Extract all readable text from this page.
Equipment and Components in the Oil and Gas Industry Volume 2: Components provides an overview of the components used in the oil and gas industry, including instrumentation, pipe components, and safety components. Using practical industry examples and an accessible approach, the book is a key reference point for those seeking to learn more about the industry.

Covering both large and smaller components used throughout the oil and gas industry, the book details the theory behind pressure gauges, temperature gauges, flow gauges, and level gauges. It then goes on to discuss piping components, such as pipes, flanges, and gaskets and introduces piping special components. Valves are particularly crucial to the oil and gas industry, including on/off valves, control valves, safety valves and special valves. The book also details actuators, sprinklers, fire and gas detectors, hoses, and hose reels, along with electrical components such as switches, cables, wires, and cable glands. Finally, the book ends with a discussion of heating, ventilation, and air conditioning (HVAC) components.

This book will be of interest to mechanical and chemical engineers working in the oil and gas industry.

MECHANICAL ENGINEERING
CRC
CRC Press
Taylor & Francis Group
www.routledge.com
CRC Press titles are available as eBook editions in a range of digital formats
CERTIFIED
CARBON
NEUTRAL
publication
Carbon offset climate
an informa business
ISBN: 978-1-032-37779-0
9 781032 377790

========================================================================

- _THE EXERCISE_
Output every entry shown above, exactly.

- _FINISHED TASK_
Extract all readable text from this page.
Equipment and Components in the Oil and Gas Industry Volume 2: Components provides an overview of the components used in the oil and gas industry, including instrumentation, pipe components, and safety components. Using practical industry examples and an accessible approach, the book is a key reference point for those seeking to learn more about the industry.

Covering both large and smaller components used throughout the oil and gas industry, the book details the theory behind pressure gauges, temperature gauges, flow gauges, and level gauges. It then goes on to discuss piping components, such as pipes, flanges, and gaskets and introduces piping special components. Valves are particularly crucial to the oil and gas industry, including on/off valves, control valves, safety valves and special valves. The book also details actuators, sprinklers, fire and gas detectors, hoses, and hose reels, along with electrical components such as switches, cables, wires, and cable glands. Finally, the book ends with a discussion of heating, ventilation, and air conditioning (HVAC) components.

This book will be of interest to mechanical and chemical engineers working in the oil and gas industry.

MECHANICAL ENGINEERING
CRC
CRC Press
Taylor & Francis Group
www.routledge.com
CRC Press titles are available as eBook editions in a range of digital formats
CERTIFIED
CARBON
NEUTRAL
publication
Carbon offset climate
an informa business
ISBN: 978-1-032-37779-0
9 781032 377790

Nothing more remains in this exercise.